*WHAT IS REQUIRED*
Reproduce all lines of the listing below in which the word "screenshot" occurs.

*Data records*
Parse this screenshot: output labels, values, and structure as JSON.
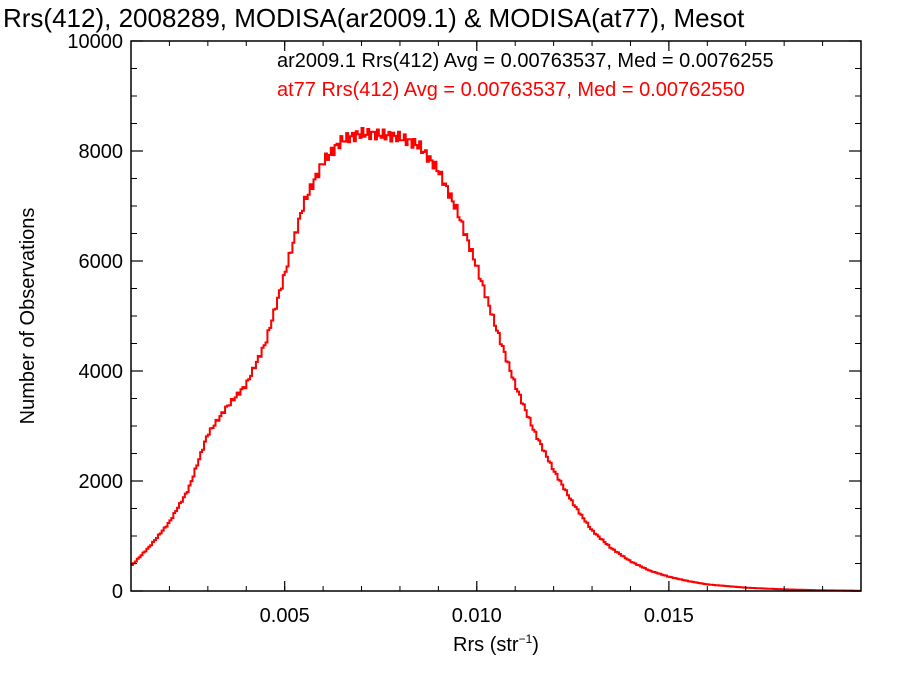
{
  "chart_data": {
    "type": "histogram",
    "title": "Rrs(412), 2008289, MODISA(ar2009.1) & MODISA(at77), Mesot",
    "xlabel_base": "Rrs (str",
    "xlabel_sup": "−1",
    "xlabel_end": ")",
    "ylabel": "Number of Observations",
    "xlim": [
      0.001,
      0.02
    ],
    "ylim": [
      0,
      10000
    ],
    "xticks": [
      {
        "value": 0.005,
        "label": "0.005"
      },
      {
        "value": 0.01,
        "label": "0.010"
      },
      {
        "value": 0.015,
        "label": "0.015"
      }
    ],
    "yticks": [
      {
        "value": 0,
        "label": "0"
      },
      {
        "value": 2000,
        "label": "2000"
      },
      {
        "value": 4000,
        "label": "4000"
      },
      {
        "value": 6000,
        "label": "6000"
      },
      {
        "value": 8000,
        "label": "8000"
      },
      {
        "value": 10000,
        "label": "10000"
      }
    ],
    "annotations": [
      {
        "text": "ar2009.1 Rrs(412) Avg = 0.00763537, Med = 0.0076255",
        "color": "#000000"
      },
      {
        "text": "at77 Rrs(412) Avg = 0.00763537, Med = 0.00762550",
        "color": "#ff0000"
      }
    ],
    "series": [
      {
        "name": "ar2009.1",
        "color": "#000000",
        "profile": [
          [
            0.001,
            450
          ],
          [
            0.0015,
            820
          ],
          [
            0.002,
            1250
          ],
          [
            0.0025,
            1850
          ],
          [
            0.003,
            2850
          ],
          [
            0.0035,
            3350
          ],
          [
            0.004,
            3750
          ],
          [
            0.0045,
            4500
          ],
          [
            0.005,
            5750
          ],
          [
            0.0055,
            7050
          ],
          [
            0.006,
            7800
          ],
          [
            0.0065,
            8200
          ],
          [
            0.007,
            8320
          ],
          [
            0.0075,
            8300
          ],
          [
            0.008,
            8250
          ],
          [
            0.0085,
            8100
          ],
          [
            0.009,
            7650
          ],
          [
            0.0095,
            6900
          ],
          [
            0.01,
            5900
          ],
          [
            0.0105,
            4800
          ],
          [
            0.011,
            3750
          ],
          [
            0.0115,
            2900
          ],
          [
            0.012,
            2200
          ],
          [
            0.0125,
            1600
          ],
          [
            0.013,
            1100
          ],
          [
            0.0135,
            780
          ],
          [
            0.014,
            540
          ],
          [
            0.0145,
            370
          ],
          [
            0.015,
            260
          ],
          [
            0.0155,
            180
          ],
          [
            0.016,
            120
          ],
          [
            0.017,
            60
          ],
          [
            0.018,
            30
          ],
          [
            0.019,
            12
          ],
          [
            0.02,
            5
          ]
        ]
      },
      {
        "name": "at77",
        "color": "#ff0000",
        "profile": [
          [
            0.001,
            450
          ],
          [
            0.0015,
            820
          ],
          [
            0.002,
            1250
          ],
          [
            0.0025,
            1850
          ],
          [
            0.003,
            2850
          ],
          [
            0.0035,
            3350
          ],
          [
            0.004,
            3750
          ],
          [
            0.0045,
            4500
          ],
          [
            0.005,
            5750
          ],
          [
            0.0055,
            7050
          ],
          [
            0.006,
            7800
          ],
          [
            0.0065,
            8200
          ],
          [
            0.007,
            8320
          ],
          [
            0.0075,
            8300
          ],
          [
            0.008,
            8250
          ],
          [
            0.0085,
            8100
          ],
          [
            0.009,
            7650
          ],
          [
            0.0095,
            6900
          ],
          [
            0.01,
            5900
          ],
          [
            0.0105,
            4800
          ],
          [
            0.011,
            3750
          ],
          [
            0.0115,
            2900
          ],
          [
            0.012,
            2200
          ],
          [
            0.0125,
            1600
          ],
          [
            0.013,
            1100
          ],
          [
            0.0135,
            780
          ],
          [
            0.014,
            540
          ],
          [
            0.0145,
            370
          ],
          [
            0.015,
            260
          ],
          [
            0.0155,
            180
          ],
          [
            0.016,
            120
          ],
          [
            0.017,
            60
          ],
          [
            0.018,
            30
          ],
          [
            0.019,
            12
          ],
          [
            0.02,
            5
          ]
        ]
      }
    ]
  }
}
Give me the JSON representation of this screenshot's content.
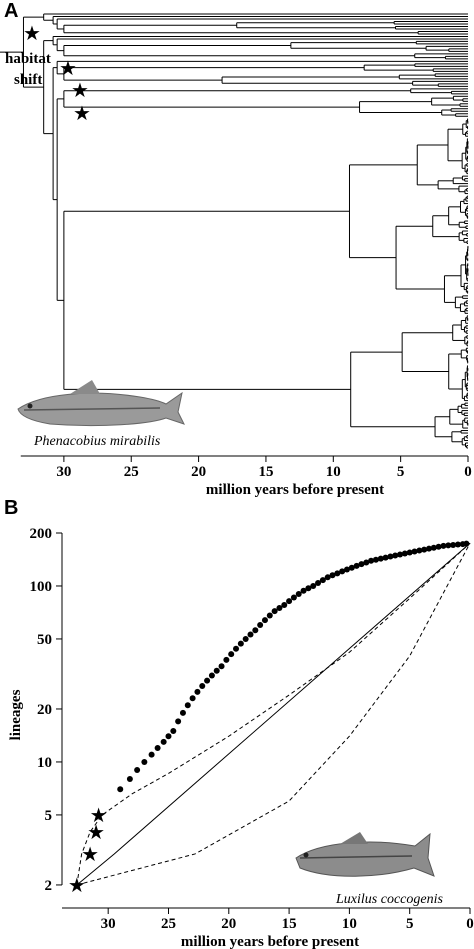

*EXERCISE OUTPUT*
Parse this screenshot: output labels, values, and structure as JSON.
Give me the JSON representation of this screenshot's content.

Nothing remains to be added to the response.